Records excerpted from a collection
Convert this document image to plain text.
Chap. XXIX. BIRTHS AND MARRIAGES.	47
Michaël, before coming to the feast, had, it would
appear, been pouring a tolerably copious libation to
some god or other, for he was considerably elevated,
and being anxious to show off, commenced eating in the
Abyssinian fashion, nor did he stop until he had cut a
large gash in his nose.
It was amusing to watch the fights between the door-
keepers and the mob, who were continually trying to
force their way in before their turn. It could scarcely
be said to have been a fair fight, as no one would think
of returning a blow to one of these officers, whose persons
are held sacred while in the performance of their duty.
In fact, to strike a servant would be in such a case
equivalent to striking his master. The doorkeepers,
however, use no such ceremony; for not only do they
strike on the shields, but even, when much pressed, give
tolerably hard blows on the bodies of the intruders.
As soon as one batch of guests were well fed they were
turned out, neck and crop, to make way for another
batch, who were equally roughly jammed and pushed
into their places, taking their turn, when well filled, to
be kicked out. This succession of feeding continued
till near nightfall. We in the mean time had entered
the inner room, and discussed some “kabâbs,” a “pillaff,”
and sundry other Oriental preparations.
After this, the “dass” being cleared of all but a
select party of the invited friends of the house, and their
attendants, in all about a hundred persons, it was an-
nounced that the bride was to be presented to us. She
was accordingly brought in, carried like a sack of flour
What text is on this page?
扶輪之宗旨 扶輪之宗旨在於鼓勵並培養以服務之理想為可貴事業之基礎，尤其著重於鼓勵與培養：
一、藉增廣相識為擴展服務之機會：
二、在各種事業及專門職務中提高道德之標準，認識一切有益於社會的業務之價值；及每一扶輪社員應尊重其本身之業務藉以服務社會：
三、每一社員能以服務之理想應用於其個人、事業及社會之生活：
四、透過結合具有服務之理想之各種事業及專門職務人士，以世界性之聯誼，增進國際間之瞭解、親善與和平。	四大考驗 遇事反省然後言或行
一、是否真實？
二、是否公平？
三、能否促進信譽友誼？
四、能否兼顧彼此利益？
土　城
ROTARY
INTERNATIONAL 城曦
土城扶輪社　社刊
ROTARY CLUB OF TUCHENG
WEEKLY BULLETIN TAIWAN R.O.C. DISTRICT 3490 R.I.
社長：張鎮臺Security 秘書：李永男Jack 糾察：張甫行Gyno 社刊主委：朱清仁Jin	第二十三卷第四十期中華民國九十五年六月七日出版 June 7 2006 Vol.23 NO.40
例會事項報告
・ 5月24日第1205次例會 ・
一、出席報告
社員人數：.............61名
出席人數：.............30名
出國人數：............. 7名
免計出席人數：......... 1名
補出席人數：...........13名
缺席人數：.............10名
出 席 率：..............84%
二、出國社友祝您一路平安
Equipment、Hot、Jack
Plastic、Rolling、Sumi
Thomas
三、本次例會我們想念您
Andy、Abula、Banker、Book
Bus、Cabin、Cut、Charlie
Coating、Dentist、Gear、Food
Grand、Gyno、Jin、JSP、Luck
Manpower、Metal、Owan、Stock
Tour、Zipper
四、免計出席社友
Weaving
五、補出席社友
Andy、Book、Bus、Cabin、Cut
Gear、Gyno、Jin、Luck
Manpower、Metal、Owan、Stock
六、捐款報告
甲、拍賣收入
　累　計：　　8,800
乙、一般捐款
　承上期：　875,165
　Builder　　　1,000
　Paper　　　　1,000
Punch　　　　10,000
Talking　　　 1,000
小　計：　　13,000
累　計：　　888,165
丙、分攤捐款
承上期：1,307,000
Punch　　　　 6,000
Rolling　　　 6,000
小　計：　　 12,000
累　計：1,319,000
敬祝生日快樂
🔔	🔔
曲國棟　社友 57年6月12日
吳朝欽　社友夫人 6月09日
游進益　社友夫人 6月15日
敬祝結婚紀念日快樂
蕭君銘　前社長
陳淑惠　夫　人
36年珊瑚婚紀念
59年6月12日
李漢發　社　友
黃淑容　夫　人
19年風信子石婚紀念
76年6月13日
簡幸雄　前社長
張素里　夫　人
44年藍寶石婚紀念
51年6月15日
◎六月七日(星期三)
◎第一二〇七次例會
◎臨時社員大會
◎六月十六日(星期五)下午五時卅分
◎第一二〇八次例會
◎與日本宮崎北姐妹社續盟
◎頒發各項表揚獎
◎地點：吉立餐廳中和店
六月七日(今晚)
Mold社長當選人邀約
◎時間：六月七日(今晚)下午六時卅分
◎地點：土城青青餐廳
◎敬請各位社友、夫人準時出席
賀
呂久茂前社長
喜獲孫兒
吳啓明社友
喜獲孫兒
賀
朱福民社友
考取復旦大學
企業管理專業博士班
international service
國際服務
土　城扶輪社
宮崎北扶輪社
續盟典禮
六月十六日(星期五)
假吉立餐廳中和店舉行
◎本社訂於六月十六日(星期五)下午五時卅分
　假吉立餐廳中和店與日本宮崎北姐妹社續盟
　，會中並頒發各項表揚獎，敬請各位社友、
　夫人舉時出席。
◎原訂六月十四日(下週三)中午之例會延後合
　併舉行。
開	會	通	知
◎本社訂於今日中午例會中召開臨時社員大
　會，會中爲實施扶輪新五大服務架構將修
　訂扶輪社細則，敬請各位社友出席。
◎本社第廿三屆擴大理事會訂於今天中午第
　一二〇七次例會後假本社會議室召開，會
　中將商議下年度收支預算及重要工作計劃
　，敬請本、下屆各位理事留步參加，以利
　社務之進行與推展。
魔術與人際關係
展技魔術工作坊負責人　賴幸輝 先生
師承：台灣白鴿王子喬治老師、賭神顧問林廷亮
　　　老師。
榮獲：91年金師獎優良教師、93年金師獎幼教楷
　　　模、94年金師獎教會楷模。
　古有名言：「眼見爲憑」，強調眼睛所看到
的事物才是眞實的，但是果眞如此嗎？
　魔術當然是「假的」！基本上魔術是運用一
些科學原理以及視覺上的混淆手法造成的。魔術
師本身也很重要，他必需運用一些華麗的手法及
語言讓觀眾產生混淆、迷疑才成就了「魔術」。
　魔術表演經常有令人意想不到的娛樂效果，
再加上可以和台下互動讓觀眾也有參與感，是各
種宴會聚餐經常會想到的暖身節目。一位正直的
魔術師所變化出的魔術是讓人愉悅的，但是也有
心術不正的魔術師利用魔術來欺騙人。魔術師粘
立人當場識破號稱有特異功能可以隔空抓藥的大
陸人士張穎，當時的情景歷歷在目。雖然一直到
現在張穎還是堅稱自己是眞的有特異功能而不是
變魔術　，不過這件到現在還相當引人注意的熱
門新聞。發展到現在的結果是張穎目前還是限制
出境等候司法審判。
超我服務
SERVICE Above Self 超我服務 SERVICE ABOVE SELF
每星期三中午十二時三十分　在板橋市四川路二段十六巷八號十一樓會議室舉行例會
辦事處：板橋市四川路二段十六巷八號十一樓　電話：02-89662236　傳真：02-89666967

**TASK REQUIREMENTS**:
Return the material in full, exactly as shown.

**SOLVED EXERCISE**:
Convert this document image to plain text.
Chap. XXIX. BIRTHS AND MARRIAGES.	47
Michaël, before coming to the feast, had, it would
appear, been pouring a tolerably copious libation to
some god or other, for he was considerably elevated,
and being anxious to show off, commenced eating in the
Abyssinian fashion, nor did he stop until he had cut a
large gash in his nose.
It was amusing to watch the fights between the door-
keepers and the mob, who were continually trying to
force their way in before their turn. It could scarcely
be said to have been a fair fight, as no one would think
of returning a blow to one of these officers, whose persons
are held sacred while in the performance of their duty.
In fact, to strike a servant would be in such a case
equivalent to striking his master. The doorkeepers,
however, use no such ceremony; for not only do they
strike on the shields, but even, when much pressed, give
tolerably hard blows on the bodies of the intruders.
As soon as one batch of guests were well fed they were
turned out, neck and crop, to make way for another
batch, who were equally roughly jammed and pushed
into their places, taking their turn, when well filled, to
be kicked out. This succession of feeding continued
till near nightfall. We in the mean time had entered
the inner room, and discussed some “kabâbs,” a “pillaff,”
and sundry other Oriental preparations.
After this, the “dass” being cleared of all but a
select party of the invited friends of the house, and their
attendants, in all about a hundred persons, it was an-
nounced that the bride was to be presented to us. She
was accordingly brought in, carried like a sack of flour
What text is on this page?
扶輪之宗旨 扶輪之宗旨在於鼓勵並培養以服務之理想為可貴事業之基礎，尤其著重於鼓勵與培養：
一、藉增廣相識為擴展服務之機會：
二、在各種事業及專門職務中提高道德之標準，認識一切有益於社會的業務之價值；及每一扶輪社員應尊重其本身之業務藉以服務社會：
三、每一社員能以服務之理想應用於其個人、事業及社會之生活：
四、透過結合具有服務之理想之各種事業及專門職務人士，以世界性之聯誼，增進國際間之瞭解、親善與和平。	四大考驗 遇事反省然後言或行
一、是否真實？
二、是否公平？
三、能否促進信譽友誼？
四、能否兼顧彼此利益？
土　城
ROTARY
INTERNATIONAL 城曦
土城扶輪社　社刊
ROTARY CLUB OF TUCHENG
WEEKLY BULLETIN TAIWAN R.O.C. DISTRICT 3490 R.I.
社長：張鎮臺Security 秘書：李永男Jack 糾察：張甫行Gyno 社刊主委：朱清仁Jin	第二十三卷第四十期中華民國九十五年六月七日出版 June 7 2006 Vol.23 NO.40
例會事項報告
・ 5月24日第1205次例會 ・
一、出席報告
社員人數：.............61名
出席人數：.............30名
出國人數：............. 7名
免計出席人數：......... 1名
補出席人數：...........13名
缺席人數：.............10名
出 席 率：..............84%
二、出國社友祝您一路平安
Equipment、Hot、Jack
Plastic、Rolling、Sumi
Thomas
三、本次例會我們想念您
Andy、Abula、Banker、Book
Bus、Cabin、Cut、Charlie
Coating、Dentist、Gear、Food
Grand、Gyno、Jin、JSP、Luck
Manpower、Metal、Owan、Stock
Tour、Zipper
四、免計出席社友
Weaving
五、補出席社友
Andy、Book、Bus、Cabin、Cut
Gear、Gyno、Jin、Luck
Manpower、Metal、Owan、Stock
六、捐款報告
甲、拍賣收入
　累　計：　　8,800
乙、一般捐款
　承上期：　875,165
　Builder　　　1,000
　Paper　　　　1,000
Punch　　　　10,000
Talking　　　 1,000
小　計：　　13,000
累　計：　　888,165
丙、分攤捐款
承上期：1,307,000
Punch　　　　 6,000
Rolling　　　 6,000
小　計：　　 12,000
累　計：1,319,000
敬祝生日快樂
🔔	🔔
曲國棟　社友 57年6月12日
吳朝欽　社友夫人 6月09日
游進益　社友夫人 6月15日
敬祝結婚紀念日快樂
蕭君銘　前社長
陳淑惠　夫　人
36年珊瑚婚紀念
59年6月12日
李漢發　社　友
黃淑容　夫　人
19年風信子石婚紀念
76年6月13日
簡幸雄　前社長
張素里　夫　人
44年藍寶石婚紀念
51年6月15日
◎六月七日(星期三)
◎第一二〇七次例會
◎臨時社員大會
◎六月十六日(星期五)下午五時卅分
◎第一二〇八次例會
◎與日本宮崎北姐妹社續盟
◎頒發各項表揚獎
◎地點：吉立餐廳中和店
六月七日(今晚)
Mold社長當選人邀約
◎時間：六月七日(今晚)下午六時卅分
◎地點：土城青青餐廳
◎敬請各位社友、夫人準時出席
賀
呂久茂前社長
喜獲孫兒
吳啓明社友
喜獲孫兒
賀
朱福民社友
考取復旦大學
企業管理專業博士班
international service
國際服務
土　城扶輪社
宮崎北扶輪社
續盟典禮
六月十六日(星期五)
假吉立餐廳中和店舉行
◎本社訂於六月十六日(星期五)下午五時卅分
　假吉立餐廳中和店與日本宮崎北姐妹社續盟
　，會中並頒發各項表揚獎，敬請各位社友、
　夫人舉時出席。
◎原訂六月十四日(下週三)中午之例會延後合
　併舉行。
開	會	通	知
◎本社訂於今日中午例會中召開臨時社員大
　會，會中爲實施扶輪新五大服務架構將修
　訂扶輪社細則，敬請各位社友出席。
◎本社第廿三屆擴大理事會訂於今天中午第
　一二〇七次例會後假本社會議室召開，會
　中將商議下年度收支預算及重要工作計劃
　，敬請本、下屆各位理事留步參加，以利
　社務之進行與推展。
魔術與人際關係
展技魔術工作坊負責人　賴幸輝 先生
師承：台灣白鴿王子喬治老師、賭神顧問林廷亮
　　　老師。
榮獲：91年金師獎優良教師、93年金師獎幼教楷
　　　模、94年金師獎教會楷模。
　古有名言：「眼見爲憑」，強調眼睛所看到
的事物才是眞實的，但是果眞如此嗎？
　魔術當然是「假的」！基本上魔術是運用一
些科學原理以及視覺上的混淆手法造成的。魔術
師本身也很重要，他必需運用一些華麗的手法及
語言讓觀眾產生混淆、迷疑才成就了「魔術」。
　魔術表演經常有令人意想不到的娛樂效果，
再加上可以和台下互動讓觀眾也有參與感，是各
種宴會聚餐經常會想到的暖身節目。一位正直的
魔術師所變化出的魔術是讓人愉悅的，但是也有
心術不正的魔術師利用魔術來欺騙人。魔術師粘
立人當場識破號稱有特異功能可以隔空抓藥的大
陸人士張穎，當時的情景歷歷在目。雖然一直到
現在張穎還是堅稱自己是眞的有特異功能而不是
變魔術　，不過這件到現在還相當引人注意的熱
門新聞。發展到現在的結果是張穎目前還是限制
出境等候司法審判。
超我服務
SERVICE Above Self 超我服務 SERVICE ABOVE SELF
每星期三中午十二時三十分　在板橋市四川路二段十六巷八號十一樓會議室舉行例會
辦事處：板橋市四川路二段十六巷八號十一樓　電話：02-89662236　傳真：02-89666967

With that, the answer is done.